Source data:
»»

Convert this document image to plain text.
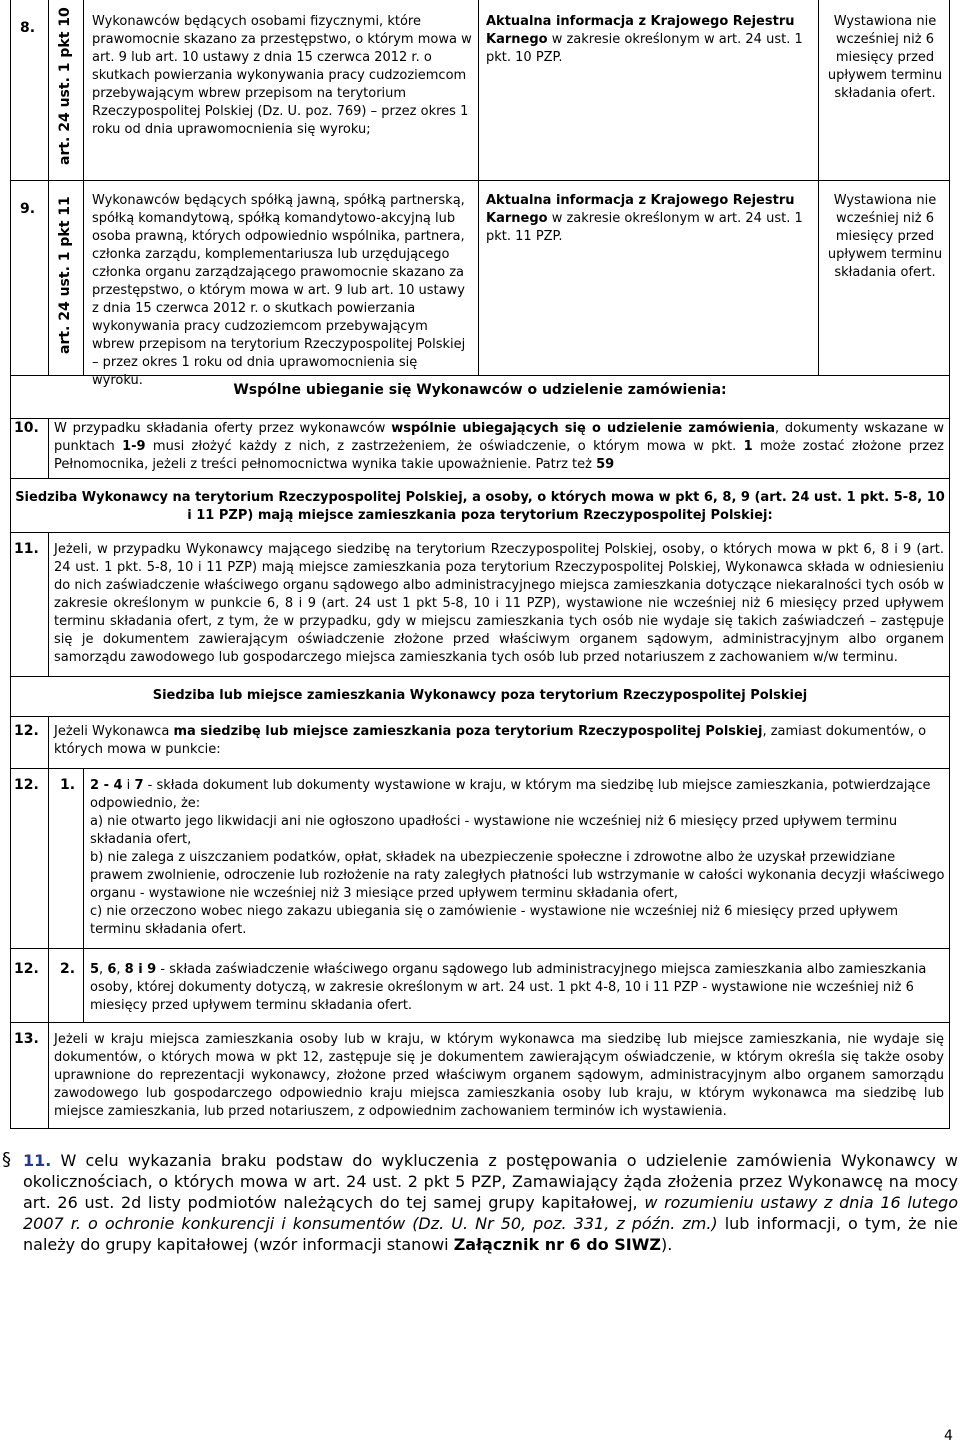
8. art. 24 ust. 1 pkt 10 Wykonawców będących osobami fizycznymi, które prawomocnie skazano za przestępstwo, o którym mowa w art. 9 lub art. 10 ustawy z dnia 15 czerwca 2012 r. o skutkach powierzania wykonywania pracy cudzoziemcom przebywającym wbrew przepisom na terytorium Rzeczypospolitej Polskiej (Dz. U. poz. 769) – przez okres 1 roku od dnia uprawomocnienia się wyroku;
Aktualna informacja z Krajowego Rejestru Karnego w zakresie określonym w art. 24 ust. 1 pkt. 10 PZP.
Wystawiona nie wcześniej niż 6 miesięcy przed upływem terminu składania ofert.
9. art. 24 ust. 1 pkt 11 Wykonawców będących spółką jawną, spółką partnerską, spółką komandytową, spółką komandytowo-akcyjną lub osoba prawną, których odpowiednio wspólnika, partnera, członka zarządu, komplementariusza lub urzędującego członka organu zarządzającego prawomocnie skazano za przestępstwo, o którym mowa w art. 9 lub art. 10 ustawy z dnia 15 czerwca 2012 r. o skutkach powierzania wykonywania pracy cudzoziemcom przebywającym wbrew przepisom na terytorium Rzeczypospolitej Polskiej – przez okres 1 roku od dnia uprawomocnienia się wyroku.
Aktualna informacja z Krajowego Rejestru Karnego w zakresie określonym w art. 24 ust. 1 pkt. 11 PZP.
Wystawiona nie wcześniej niż 6 miesięcy przed upływem terminu składania ofert.
Wspólne ubieganie się Wykonawców o udzielenie zamówienia:
10. W przypadku składania oferty przez wykonawców wspólnie ubiegających się o udzielenie zamówienia, dokumenty wskazane w punktach 1-9 musi złożyć każdy z nich, z zastrzeżeniem, że oświadczenie, o którym mowa w pkt. 1 może zostać złożone przez Pełnomocnika, jeżeli z treści pełnomocnictwa wynika takie upoważnienie. Patrz też 59
Siedziba Wykonawcy na terytorium Rzeczypospolitej Polskiej, a osoby, o których mowa w pkt 6, 8, 9 (art. 24 ust. 1 pkt. 5-8, 10 i 11 PZP) mają miejsce zamieszkania poza terytorium Rzeczypospolitej Polskiej:
11. Jeżeli, w przypadku Wykonawcy mającego siedzibę na terytorium Rzeczypospolitej Polskiej, osoby, o których mowa w pkt 6, 8 i 9 (art. 24 ust. 1 pkt. 5-8, 10 i 11 PZP) mają miejsce zamieszkania poza terytorium Rzeczypospolitej Polskiej, Wykonawca składa w odniesieniu do nich zaświadczenie właściwego organu sądowego albo administracyjnego miejsca zamieszkania dotyczące niekaralności tych osób w zakresie określonym w punkcie 6, 8 i 9 (art. 24 ust 1 pkt 5-8, 10 i 11 PZP), wystawione nie wcześniej niż 6 miesięcy przed upływem terminu składania ofert, z tym, że w przypadku, gdy w miejscu zamieszkania tych osób nie wydaje się takich zaświadczeń – zastępuje się je dokumentem zawierającym oświadczenie złożone przed właściwym organem sądowym, administracyjnym albo organem samorządu zawodowego lub gospodarczego miejsca zamieszkania tych osób lub przed notariuszem z zachowaniem w/w terminu.
Siedziba lub miejsce zamieszkania Wykonawcy poza terytorium Rzeczypospolitej Polskiej
12. Jeżeli Wykonawca ma siedzibę lub miejsce zamieszkania poza terytorium Rzeczypospolitej Polskiej, zamiast dokumentów, o których mowa w punkcie:
12. 1. 2 - 4 i 7 - składa dokument lub dokumenty wystawione w kraju, w którym ma siedzibę lub miejsce zamieszkania, potwierdzające odpowiednio, że:

a) nie otwarto jego likwidacji ani nie ogłoszono upadłości - wystawione nie wcześniej niż 6 miesięcy przed upływem terminu składania ofert,

b) nie zalega z uiszczaniem podatków, opłat, składek na ubezpieczenie społeczne i zdrowotne albo że uzyskał przewidziane prawem zwolnienie, odroczenie lub rozłożenie na raty zaległych płatności lub wstrzymanie w całości wykonania decyzji właściwego organu - wystawione nie wcześniej niż 3 miesiące przed upływem terminu składania ofert,

c) nie orzeczono wobec niego zakazu ubiegania się o zamówienie - wystawione nie wcześniej niż 6 miesięcy przed upływem terminu składania ofert.

12. 2. 5, 6, 8 i 9 - składa zaświadczenie właściwego organu sądowego lub administracyjnego miejsca zamieszkania albo zamieszkania osoby, której dokumenty dotyczą, w zakresie określonym w art. 24 ust. 1 pkt 4-8, 10 i 11 PZP - wystawione nie wcześniej niż 6 miesięcy przed upływem terminu składania ofert.
13. Jeżeli w kraju miejsca zamieszkania osoby lub w kraju, w którym wykonawca ma siedzibę lub miejsce zamieszkania, nie wydaje się dokumentów, o których mowa w pkt 12, zastępuje się je dokumentem zawierającym oświadczenie, w którym określa się także osoby uprawnione do reprezentacji wykonawcy, złożone przed właściwym organem sądowym, administracyjnym albo organem samorządu zawodowego lub gospodarczego odpowiednio kraju miejsca zamieszkania osoby lub kraju, w którym wykonawca ma siedzibę lub miejsce zamieszkania, lub przed notariuszem, z odpowiednim zachowaniem terminów ich wystawienia.
§ 11. W celu wykazania braku podstaw do wykluczenia z postępowania o udzielenie zamówienia Wykonawcy w okolicznościach, o których mowa w art. 24 ust. 2 pkt 5 PZP, Zamawiający żąda złożenia przez Wykonawcę na mocy art. 26 ust. 2d listy podmiotów należących do tej samej grupy kapitałowej, w rozumieniu ustawy z dnia 16 lutego 2007 r. o ochronie konkurencji i konsumentów (Dz. U. Nr 50, poz. 331, z późn. zm.) lub informacji, o tym, że nie należy do grupy kapitałowej (wzór informacji stanowi Załącznik nr 6 do SIWZ).
4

««

WHAT IS ASKED: Scan the lines for the string "informacja". Pick out every line that has it.

RESPONSE:
Aktualna informacja z Krajowego Rejestru Karnego w zakresie określonym w art. 24 ust. 1 pkt. 10 PZP.
Aktualna informacja z Krajowego Rejestru Karnego w zakresie określonym w art. 24 ust. 1 pkt. 11 PZP.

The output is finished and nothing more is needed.